* Task data:
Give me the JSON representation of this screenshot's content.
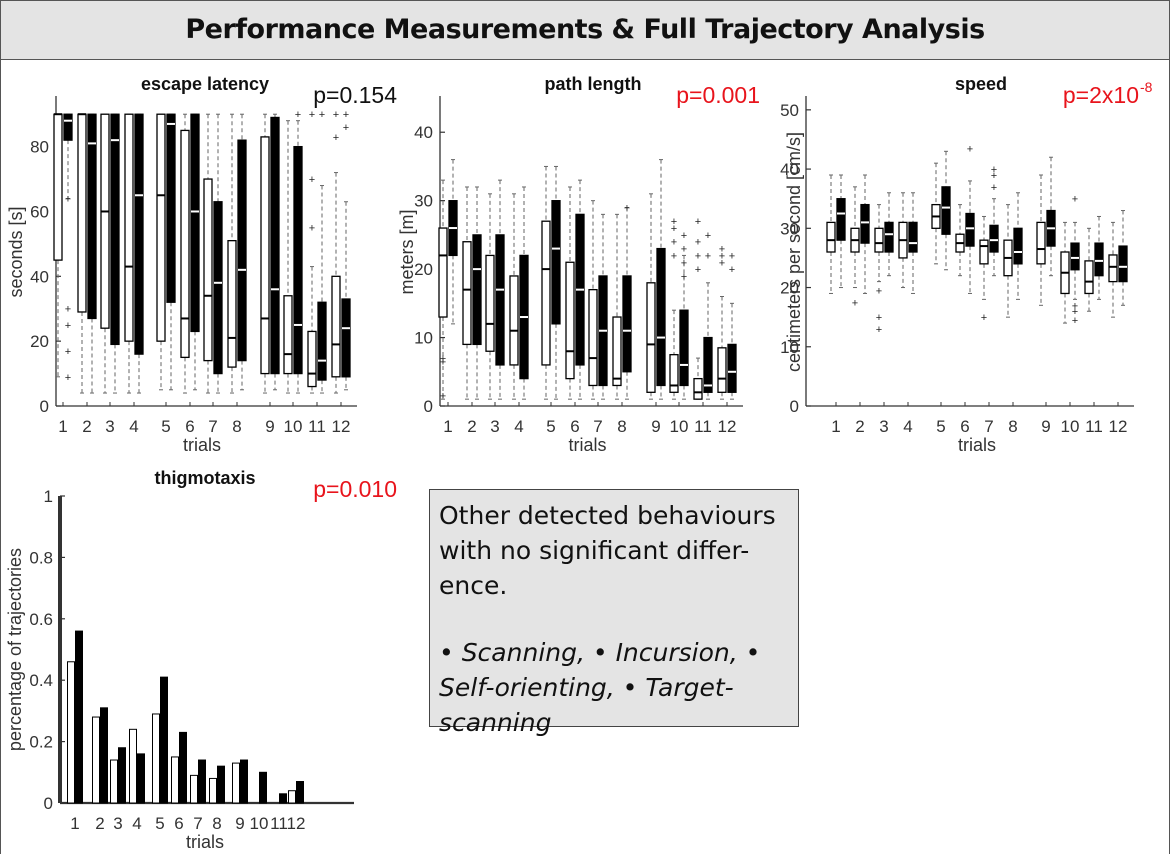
{
  "header": {
    "title": "Performance Measurements & Full Trajectory Analysis"
  },
  "colors": {
    "significant": "#e8141c",
    "not_significant": "#111111",
    "box_fill_a": "#ffffff",
    "box_fill_b": "#000000"
  },
  "note": {
    "line1": "Other detected behaviours with no significant differ-ence.",
    "line2": "• Scanning, • Incursion, • Self-orienting, • Target-scanning"
  },
  "chart_data": [
    {
      "id": "escape_latency",
      "type": "box",
      "title": "escape latency",
      "pvalue": "p=0.154",
      "pvalue_color": "#111111",
      "xlabel": "trials",
      "ylabel": "seconds [s]",
      "ylim": [
        0,
        95
      ],
      "yticks": [
        0,
        20,
        40,
        60,
        80
      ],
      "categories": [
        "1",
        "2",
        "3",
        "4",
        "5",
        "6",
        "7",
        "8",
        "9",
        "10",
        "11",
        "12"
      ],
      "series": [
        {
          "fill": "white",
          "boxes": [
            {
              "min": 9,
              "q1": 45,
              "med": 90,
              "q3": 90,
              "max": 90,
              "out": []
            },
            {
              "min": 4,
              "q1": 29,
              "med": 90,
              "q3": 90,
              "max": 90,
              "out": []
            },
            {
              "min": 4,
              "q1": 24,
              "med": 60,
              "q3": 90,
              "max": 90,
              "out": []
            },
            {
              "min": 4,
              "q1": 20,
              "med": 43,
              "q3": 90,
              "max": 90,
              "out": []
            },
            {
              "min": 5,
              "q1": 20,
              "med": 65,
              "q3": 90,
              "max": 90,
              "out": []
            },
            {
              "min": 4,
              "q1": 15,
              "med": 27,
              "q3": 85,
              "max": 90,
              "out": []
            },
            {
              "min": 4,
              "q1": 14,
              "med": 34,
              "q3": 70,
              "max": 90,
              "out": []
            },
            {
              "min": 4,
              "q1": 12,
              "med": 21,
              "q3": 51,
              "max": 90,
              "out": []
            },
            {
              "min": 4,
              "q1": 10,
              "med": 27,
              "q3": 83,
              "max": 90,
              "out": []
            },
            {
              "min": 4,
              "q1": 10,
              "med": 16,
              "q3": 34,
              "max": 88,
              "out": []
            },
            {
              "min": 4,
              "q1": 6,
              "med": 10,
              "q3": 23,
              "max": 43,
              "out": [
                90,
                70,
                55
              ]
            },
            {
              "min": 4,
              "q1": 9,
              "med": 19,
              "q3": 40,
              "max": 72,
              "out": [
                90,
                83
              ]
            }
          ]
        },
        {
          "fill": "black",
          "boxes": [
            {
              "min": 64,
              "q1": 82,
              "med": 88,
              "q3": 90,
              "max": 90,
              "out": [
                64,
                30,
                25,
                17,
                9
              ]
            },
            {
              "min": 4,
              "q1": 27,
              "med": 81,
              "q3": 90,
              "max": 90,
              "out": []
            },
            {
              "min": 4,
              "q1": 19,
              "med": 82,
              "q3": 90,
              "max": 90,
              "out": []
            },
            {
              "min": 4,
              "q1": 16,
              "med": 65,
              "q3": 90,
              "max": 90,
              "out": []
            },
            {
              "min": 5,
              "q1": 32,
              "med": 87,
              "q3": 90,
              "max": 90,
              "out": []
            },
            {
              "min": 5,
              "q1": 23,
              "med": 60,
              "q3": 90,
              "max": 90,
              "out": []
            },
            {
              "min": 4,
              "q1": 10,
              "med": 38,
              "q3": 63,
              "max": 90,
              "out": []
            },
            {
              "min": 5,
              "q1": 14,
              "med": 42,
              "q3": 82,
              "max": 90,
              "out": []
            },
            {
              "min": 5,
              "q1": 10,
              "med": 36,
              "q3": 89,
              "max": 90,
              "out": []
            },
            {
              "min": 4,
              "q1": 10,
              "med": 25,
              "q3": 80,
              "max": 88,
              "out": [
                90
              ]
            },
            {
              "min": 4,
              "q1": 8,
              "med": 14,
              "q3": 32,
              "max": 68,
              "out": [
                90
              ]
            },
            {
              "min": 5,
              "q1": 9,
              "med": 24,
              "q3": 33,
              "max": 63,
              "out": [
                90,
                86
              ]
            }
          ]
        }
      ]
    },
    {
      "id": "path_length",
      "type": "box",
      "title": "path length",
      "pvalue": "p=0.001",
      "pvalue_color": "#e8141c",
      "xlabel": "trials",
      "ylabel": "meters [m]",
      "ylim": [
        0,
        45
      ],
      "yticks": [
        0,
        10,
        20,
        30,
        40
      ],
      "categories": [
        "1",
        "2",
        "3",
        "4",
        "5",
        "6",
        "7",
        "8",
        "9",
        "10",
        "11",
        "12"
      ],
      "series": [
        {
          "fill": "white",
          "boxes": [
            {
              "min": 1,
              "q1": 13,
              "med": 22,
              "q3": 26,
              "max": 33,
              "out": [
                7,
                6.5,
                1.5
              ]
            },
            {
              "min": 1,
              "q1": 9,
              "med": 17,
              "q3": 24,
              "max": 32,
              "out": []
            },
            {
              "min": 1,
              "q1": 8,
              "med": 12,
              "q3": 22,
              "max": 31,
              "out": []
            },
            {
              "min": 1,
              "q1": 6,
              "med": 11,
              "q3": 19,
              "max": 31,
              "out": []
            },
            {
              "min": 1,
              "q1": 6,
              "med": 20,
              "q3": 27,
              "max": 35,
              "out": []
            },
            {
              "min": 1,
              "q1": 4,
              "med": 8,
              "q3": 21,
              "max": 32,
              "out": []
            },
            {
              "min": 1,
              "q1": 3,
              "med": 7,
              "q3": 17,
              "max": 30,
              "out": []
            },
            {
              "min": 1,
              "q1": 3,
              "med": 4,
              "q3": 13,
              "max": 28,
              "out": []
            },
            {
              "min": 1,
              "q1": 2,
              "med": 9,
              "q3": 18,
              "max": 31,
              "out": []
            },
            {
              "min": 1,
              "q1": 2,
              "med": 3,
              "q3": 7.5,
              "max": 14,
              "out": [
                27,
                26,
                24,
                22
              ]
            },
            {
              "min": 1,
              "q1": 1,
              "med": 2,
              "q3": 4,
              "max": 7,
              "out": [
                27,
                24,
                22,
                20
              ]
            },
            {
              "min": 1,
              "q1": 2,
              "med": 4,
              "q3": 8.5,
              "max": 16,
              "out": [
                23,
                22,
                21
              ]
            }
          ]
        },
        {
          "fill": "black",
          "boxes": [
            {
              "min": 12,
              "q1": 22,
              "med": 26,
              "q3": 30,
              "max": 36,
              "out": []
            },
            {
              "min": 1,
              "q1": 9,
              "med": 20,
              "q3": 25,
              "max": 32,
              "out": []
            },
            {
              "min": 1,
              "q1": 6,
              "med": 17,
              "q3": 25,
              "max": 33,
              "out": []
            },
            {
              "min": 1,
              "q1": 4,
              "med": 13,
              "q3": 22,
              "max": 32,
              "out": []
            },
            {
              "min": 1,
              "q1": 12,
              "med": 23,
              "q3": 30,
              "max": 35,
              "out": []
            },
            {
              "min": 1,
              "q1": 6,
              "med": 17,
              "q3": 28,
              "max": 33,
              "out": []
            },
            {
              "min": 1,
              "q1": 3,
              "med": 11,
              "q3": 19,
              "max": 28,
              "out": []
            },
            {
              "min": 1,
              "q1": 5,
              "med": 11,
              "q3": 19,
              "max": 29,
              "out": [
                29
              ]
            },
            {
              "min": 1,
              "q1": 3,
              "med": 10,
              "q3": 23,
              "max": 36,
              "out": []
            },
            {
              "min": 1,
              "q1": 3,
              "med": 6,
              "q3": 14,
              "max": 22,
              "out": [
                25,
                23,
                21,
                19
              ]
            },
            {
              "min": 1,
              "q1": 2,
              "med": 3,
              "q3": 10,
              "max": 18,
              "out": [
                25,
                22
              ]
            },
            {
              "min": 1,
              "q1": 2,
              "med": 5,
              "q3": 9,
              "max": 15,
              "out": [
                22,
                20
              ]
            }
          ]
        }
      ]
    },
    {
      "id": "speed",
      "type": "box",
      "title": "speed",
      "pvalue": "p=2x10",
      "pvalue_exp": "-8",
      "pvalue_color": "#e8141c",
      "xlabel": "trials",
      "ylabel": "centimeters per second [cm/s]",
      "ylim": [
        0,
        52
      ],
      "yticks": [
        0,
        10,
        20,
        30,
        40,
        50
      ],
      "categories": [
        "1",
        "2",
        "3",
        "4",
        "5",
        "6",
        "7",
        "8",
        "9",
        "10",
        "11",
        "12"
      ],
      "series": [
        {
          "fill": "white",
          "boxes": [
            {
              "min": 19,
              "q1": 26,
              "med": 28,
              "q3": 31,
              "max": 39,
              "out": []
            },
            {
              "min": 20,
              "q1": 26,
              "med": 28,
              "q3": 30,
              "max": 37,
              "out": [
                17.5
              ]
            },
            {
              "min": 21,
              "q1": 26,
              "med": 27.5,
              "q3": 30,
              "max": 34,
              "out": [
                19.5,
                15,
                13
              ]
            },
            {
              "min": 20,
              "q1": 25,
              "med": 28,
              "q3": 31,
              "max": 36,
              "out": []
            },
            {
              "min": 24,
              "q1": 30,
              "med": 32,
              "q3": 34,
              "max": 41,
              "out": []
            },
            {
              "min": 22,
              "q1": 26,
              "med": 27.5,
              "q3": 29,
              "max": 34,
              "out": []
            },
            {
              "min": 18,
              "q1": 24,
              "med": 27,
              "q3": 28,
              "max": 32,
              "out": [
                15
              ]
            },
            {
              "min": 15,
              "q1": 22,
              "med": 25,
              "q3": 28,
              "max": 34,
              "out": []
            },
            {
              "min": 17,
              "q1": 24,
              "med": 26.5,
              "q3": 31,
              "max": 39,
              "out": []
            },
            {
              "min": 14,
              "q1": 19,
              "med": 22.5,
              "q3": 26,
              "max": 31,
              "out": []
            },
            {
              "min": 16,
              "q1": 19,
              "med": 21,
              "q3": 24.5,
              "max": 30,
              "out": []
            },
            {
              "min": 15,
              "q1": 21,
              "med": 23.5,
              "q3": 25.5,
              "max": 31,
              "out": []
            }
          ]
        },
        {
          "fill": "black",
          "boxes": [
            {
              "min": 20,
              "q1": 28,
              "med": 32.5,
              "q3": 35,
              "max": 39,
              "out": []
            },
            {
              "min": 19,
              "q1": 27.5,
              "med": 31,
              "q3": 34,
              "max": 39,
              "out": []
            },
            {
              "min": 22,
              "q1": 26,
              "med": 29,
              "q3": 31,
              "max": 36,
              "out": []
            },
            {
              "min": 19,
              "q1": 26,
              "med": 27.5,
              "q3": 31,
              "max": 36,
              "out": []
            },
            {
              "min": 23,
              "q1": 29,
              "med": 33.5,
              "q3": 37,
              "max": 43,
              "out": []
            },
            {
              "min": 19,
              "q1": 27,
              "med": 30,
              "q3": 32.5,
              "max": 38,
              "out": [
                43.5
              ]
            },
            {
              "min": 22,
              "q1": 26,
              "med": 28,
              "q3": 30.5,
              "max": 35,
              "out": [
                40,
                39,
                37
              ]
            },
            {
              "min": 18,
              "q1": 24,
              "med": 26,
              "q3": 30,
              "max": 36,
              "out": []
            },
            {
              "min": 22,
              "q1": 27,
              "med": 30,
              "q3": 33,
              "max": 42,
              "out": []
            },
            {
              "min": 18,
              "q1": 23,
              "med": 25,
              "q3": 27.5,
              "max": 31,
              "out": [
                35,
                17,
                16,
                14.5
              ]
            },
            {
              "min": 18,
              "q1": 22,
              "med": 24.5,
              "q3": 27.5,
              "max": 32,
              "out": []
            },
            {
              "min": 17,
              "q1": 21,
              "med": 23.5,
              "q3": 27,
              "max": 33,
              "out": []
            }
          ]
        }
      ]
    },
    {
      "id": "thigmotaxis",
      "type": "bar",
      "title": "thigmotaxis",
      "pvalue": "p=0.010",
      "pvalue_color": "#e8141c",
      "xlabel": "trials",
      "ylabel": "percentage of trajectories",
      "ylim": [
        0,
        1
      ],
      "yticks": [
        0,
        0.2,
        0.4,
        0.6,
        0.8,
        1
      ],
      "ytick_labels": [
        "0",
        "0.2",
        "0.4",
        "0.6",
        "0.8",
        "1"
      ],
      "categories": [
        "1",
        "2",
        "3",
        "4",
        "5",
        "6",
        "7",
        "8",
        "9",
        "10",
        "11",
        "12"
      ],
      "series": [
        {
          "fill": "white",
          "values": [
            0.46,
            0.28,
            0.14,
            0.24,
            0.29,
            0.15,
            0.09,
            0.08,
            0.13,
            0.0,
            0.0,
            0.04
          ]
        },
        {
          "fill": "black",
          "values": [
            0.56,
            0.31,
            0.18,
            0.16,
            0.41,
            0.23,
            0.14,
            0.12,
            0.14,
            0.1,
            0.03,
            0.07
          ]
        }
      ]
    }
  ]
}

* Written task:
Show every line in the entries where the string "title" occurs.

* Output of the task:
    "title": "Performance Measurements & Full Trajectory Analysis"
      "title": "escape latency",
      "title": "path length",
      "title": "speed",
      "title": "thigmotaxis",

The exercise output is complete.